Short task: Your task is to quote the material that follows, in full and exactly.

Extracted data entries:

** Begin **

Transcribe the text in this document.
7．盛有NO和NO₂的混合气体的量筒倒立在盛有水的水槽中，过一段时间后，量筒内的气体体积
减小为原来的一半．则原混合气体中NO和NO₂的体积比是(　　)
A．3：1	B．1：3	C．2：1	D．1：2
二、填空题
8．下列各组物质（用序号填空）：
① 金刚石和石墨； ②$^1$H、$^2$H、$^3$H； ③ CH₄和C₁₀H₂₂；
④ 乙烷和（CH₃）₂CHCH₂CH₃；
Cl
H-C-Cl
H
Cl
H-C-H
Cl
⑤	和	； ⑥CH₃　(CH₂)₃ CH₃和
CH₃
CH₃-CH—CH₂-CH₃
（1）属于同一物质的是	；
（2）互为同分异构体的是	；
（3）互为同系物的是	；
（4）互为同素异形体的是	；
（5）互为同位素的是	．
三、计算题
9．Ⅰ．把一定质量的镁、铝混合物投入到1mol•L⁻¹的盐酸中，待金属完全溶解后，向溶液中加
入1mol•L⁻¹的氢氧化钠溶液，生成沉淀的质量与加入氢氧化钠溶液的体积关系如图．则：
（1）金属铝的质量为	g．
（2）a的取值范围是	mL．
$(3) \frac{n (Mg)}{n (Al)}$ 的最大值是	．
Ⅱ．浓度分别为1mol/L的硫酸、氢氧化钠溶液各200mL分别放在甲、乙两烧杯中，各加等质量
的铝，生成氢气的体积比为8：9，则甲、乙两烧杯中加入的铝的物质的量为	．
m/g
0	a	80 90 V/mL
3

** End **

The completed task:
Transcribe the text in this document.
7．盛有NO和NO₂的混合气体的量筒倒立在盛有水的水槽中，过一段时间后，量筒内的气体体积
减小为原来的一半．则原混合气体中NO和NO₂的体积比是(　　)
A．3：1	B．1：3	C．2：1	D．1：2
二、填空题
8．下列各组物质（用序号填空）：
① 金刚石和石墨； ②$^1$H、$^2$H、$^3$H； ③ CH₄和C₁₀H₂₂；
④ 乙烷和（CH₃）₂CHCH₂CH₃；
Cl
H-C-Cl
H
Cl
H-C-H
Cl
⑤	和	； ⑥CH₃　(CH₂)₃ CH₃和
CH₃
CH₃-CH—CH₂-CH₃
（1）属于同一物质的是	；
（2）互为同分异构体的是	；
（3）互为同系物的是	；
（4）互为同素异形体的是	；
（5）互为同位素的是	．
三、计算题
9．Ⅰ．把一定质量的镁、铝混合物投入到1mol•L⁻¹的盐酸中，待金属完全溶解后，向溶液中加
入1mol•L⁻¹的氢氧化钠溶液，生成沉淀的质量与加入氢氧化钠溶液的体积关系如图．则：
（1）金属铝的质量为	g．
（2）a的取值范围是	mL．
$(3) \frac{n (Mg)}{n (Al)}$ 的最大值是	．
Ⅱ．浓度分别为1mol/L的硫酸、氢氧化钠溶液各200mL分别放在甲、乙两烧杯中，各加等质量
的铝，生成氢气的体积比为8：9，则甲、乙两烧杯中加入的铝的物质的量为	．
m/g
0	a	80 90 V/mL
3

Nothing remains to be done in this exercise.